_Description of the task_
In your copy, repeat the records exactly and leave out the pictures.

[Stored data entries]
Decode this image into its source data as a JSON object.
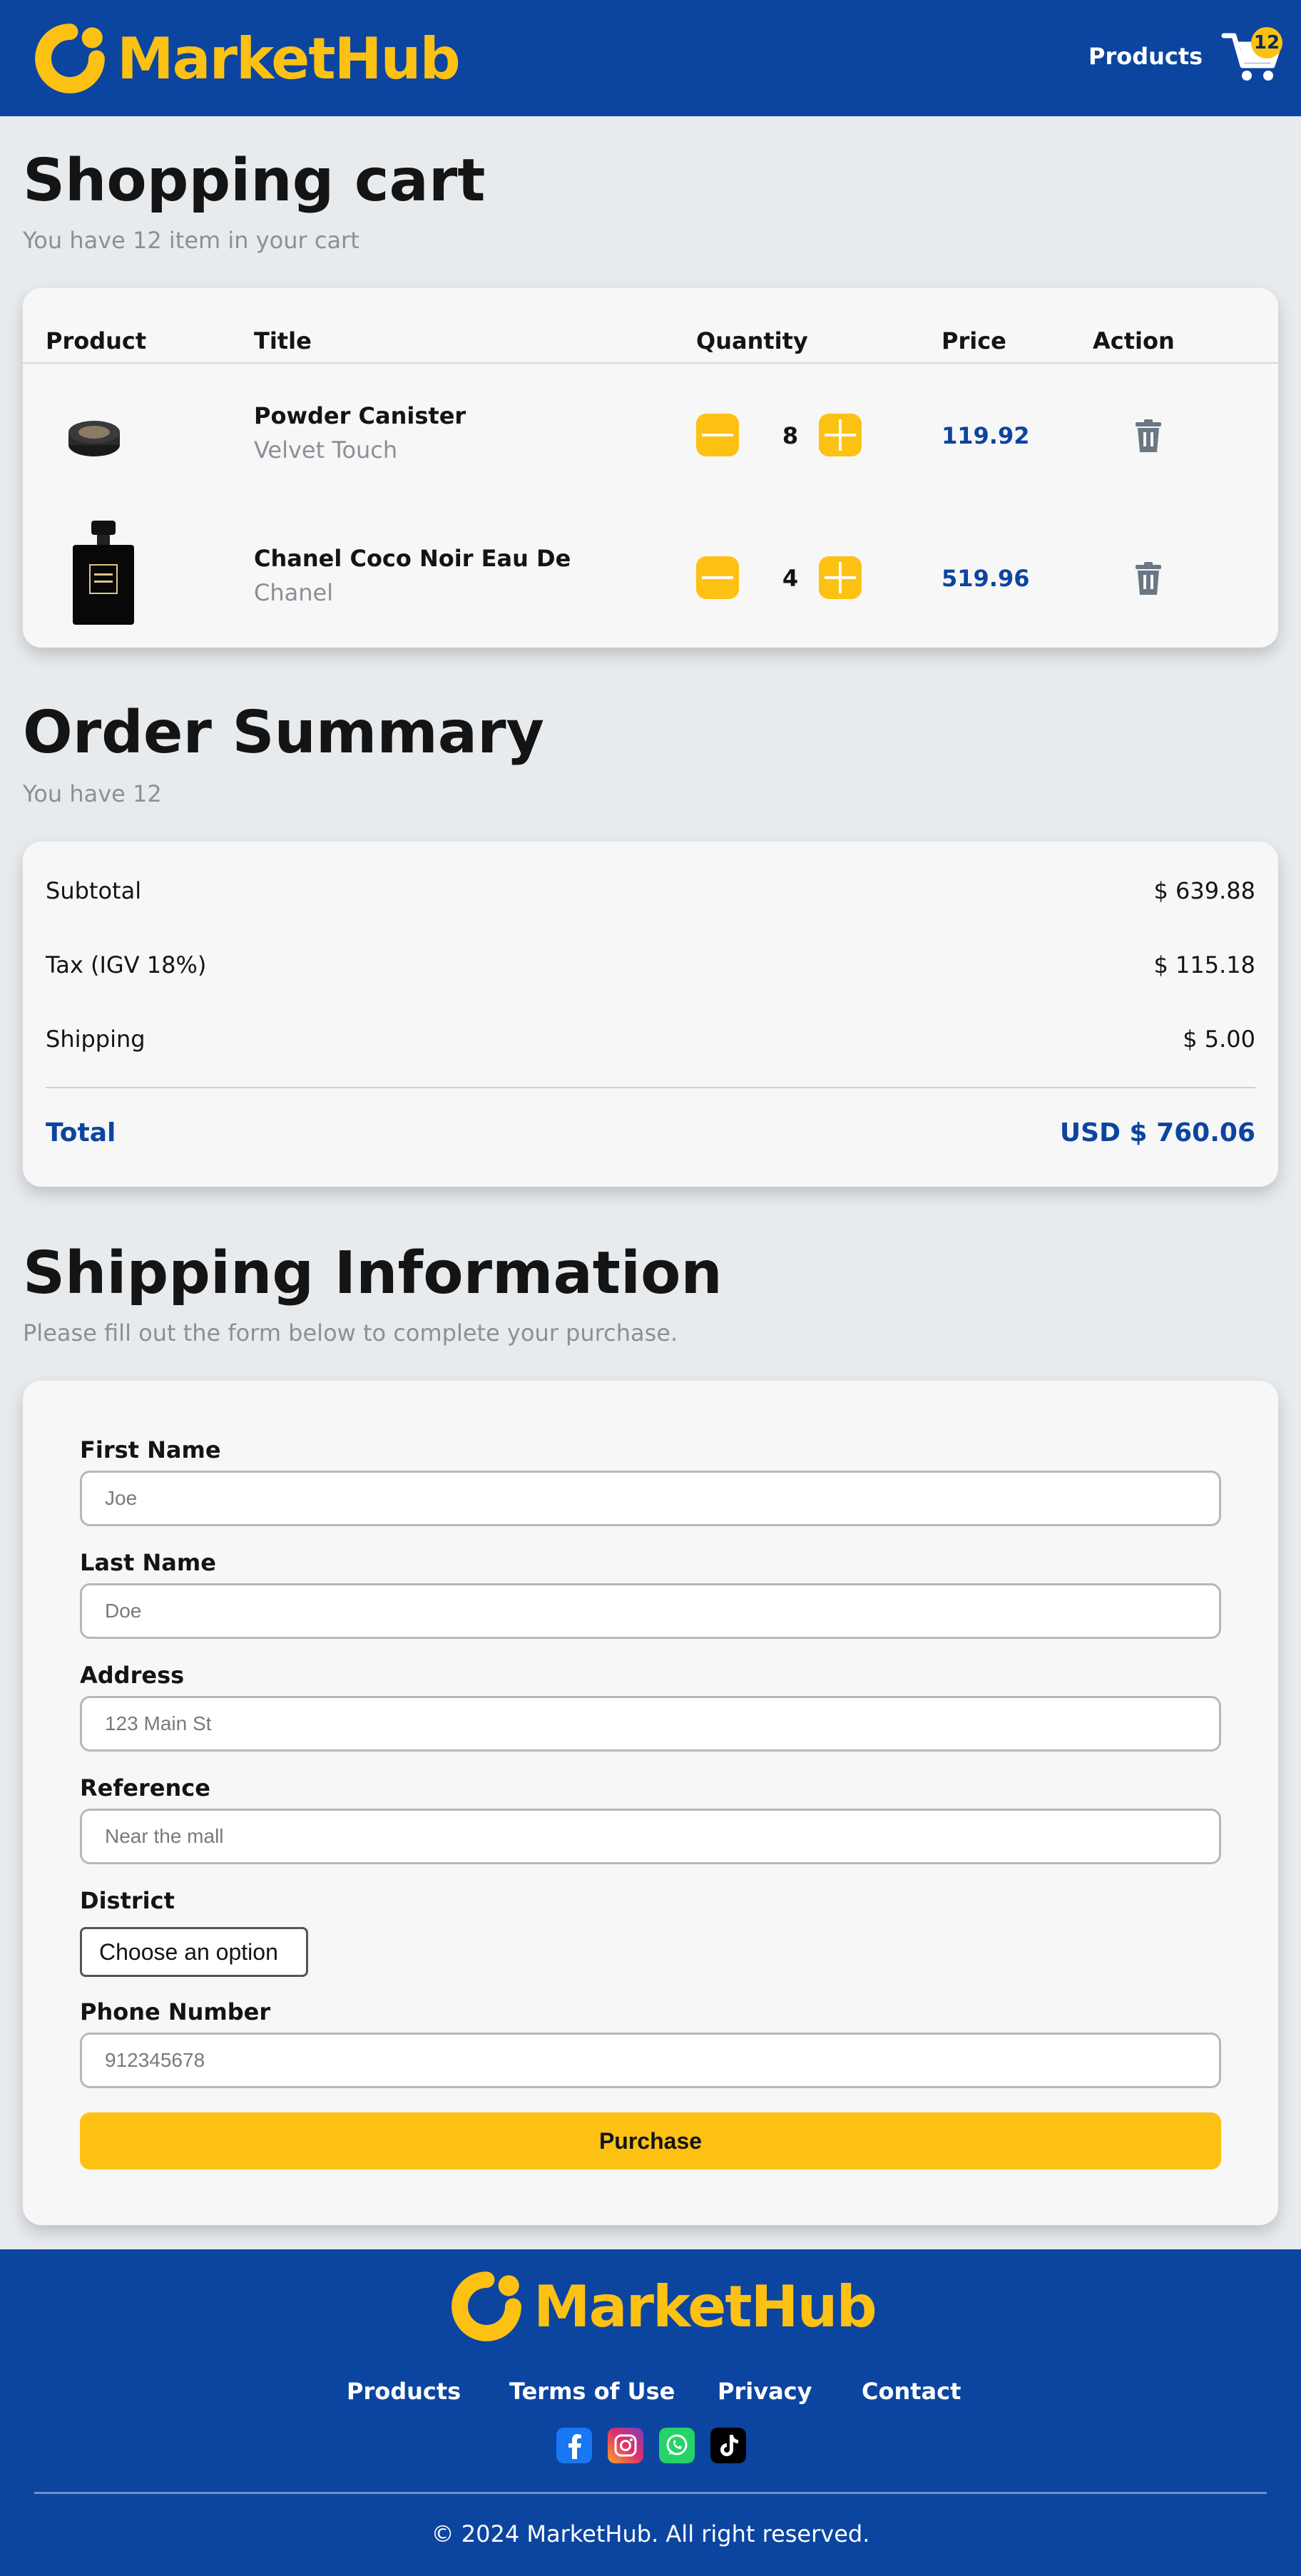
{
  "header": {
    "brand": "MarketHub",
    "nav_products": "Products",
    "cart_count": "12"
  },
  "cart": {
    "title": "Shopping cart",
    "subtitle": "You have 12 item in your cart",
    "columns": [
      "Product",
      "Title",
      "Quantity",
      "Price",
      "Action"
    ],
    "items": [
      {
        "name": "Powder Canister",
        "brand": "Velvet Touch",
        "quantity": "8",
        "price": "119.92"
      },
      {
        "name": "Chanel Coco Noir Eau De",
        "brand": "Chanel",
        "quantity": "4",
        "price": "519.96"
      }
    ]
  },
  "summary": {
    "title": "Order Summary",
    "subtitle": "You have 12",
    "rows": [
      {
        "label": "Subtotal",
        "value": "$ 639.88"
      },
      {
        "label": "Tax (IGV 18%)",
        "value": "$ 115.18"
      },
      {
        "label": "Shipping",
        "value": "$ 5.00"
      }
    ],
    "total_label": "Total",
    "total_value": "USD $ 760.06"
  },
  "shipping": {
    "title": "Shipping Information",
    "subtitle": "Please fill out the form below to complete your purchase.",
    "fields": {
      "first_name": {
        "label": "First Name",
        "placeholder": "Joe"
      },
      "last_name": {
        "label": "Last Name",
        "placeholder": "Doe"
      },
      "address": {
        "label": "Address",
        "placeholder": "123 Main St"
      },
      "reference": {
        "label": "Reference",
        "placeholder": "Near the mall"
      },
      "district": {
        "label": "District",
        "selected": "Choose an option"
      },
      "phone": {
        "label": "Phone Number",
        "placeholder": "912345678"
      }
    },
    "purchase_label": "Purchase"
  },
  "footer": {
    "brand": "MarketHub",
    "links": [
      "Products",
      "Terms of Use",
      "Privacy",
      "Contact"
    ],
    "social_icons": [
      "facebook-icon",
      "instagram-icon",
      "whatsapp-icon",
      "tiktok-icon"
    ],
    "copyright": "© 2024 MarketHub. All right reserved."
  },
  "colors": {
    "primary": "#0c45a0",
    "accent": "#fdc114",
    "background": "#e8ebee",
    "card": "#f7f7f7"
  }
}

_Expected answer_
Decode this image into its source data as a JSON object.
{
  "header": {
    "brand": "MarketHub",
    "nav_products": "Products",
    "cart_count": "12"
  },
  "cart": {
    "title": "Shopping cart",
    "subtitle": "You have 12 item in your cart",
    "columns": [
      "Product",
      "Title",
      "Quantity",
      "Price",
      "Action"
    ],
    "items": [
      {
        "name": "Powder Canister",
        "brand": "Velvet Touch",
        "quantity": "8",
        "price": "119.92"
      },
      {
        "name": "Chanel Coco Noir Eau De",
        "brand": "Chanel",
        "quantity": "4",
        "price": "519.96"
      }
    ]
  },
  "summary": {
    "title": "Order Summary",
    "subtitle": "You have 12",
    "rows": [
      {
        "label": "Subtotal",
        "value": "$ 639.88"
      },
      {
        "label": "Tax (IGV 18%)",
        "value": "$ 115.18"
      },
      {
        "label": "Shipping",
        "value": "$ 5.00"
      }
    ],
    "total_label": "Total",
    "total_value": "USD $ 760.06"
  },
  "shipping": {
    "title": "Shipping Information",
    "subtitle": "Please fill out the form below to complete your purchase.",
    "fields": {
      "first_name": {
        "label": "First Name",
        "placeholder": "Joe"
      },
      "last_name": {
        "label": "Last Name",
        "placeholder": "Doe"
      },
      "address": {
        "label": "Address",
        "placeholder": "123 Main St"
      },
      "reference": {
        "label": "Reference",
        "placeholder": "Near the mall"
      },
      "district": {
        "label": "District",
        "selected": "Choose an option"
      },
      "phone": {
        "label": "Phone Number",
        "placeholder": "912345678"
      }
    },
    "purchase_label": "Purchase"
  },
  "footer": {
    "brand": "MarketHub",
    "links": [
      "Products",
      "Terms of Use",
      "Privacy",
      "Contact"
    ],
    "social_icons": [
      "facebook-icon",
      "instagram-icon",
      "whatsapp-icon",
      "tiktok-icon"
    ],
    "copyright": "© 2024 MarketHub. All right reserved."
  },
  "colors": {
    "primary": "#0c45a0",
    "accent": "#fdc114",
    "background": "#e8ebee",
    "card": "#f7f7f7"
  }
}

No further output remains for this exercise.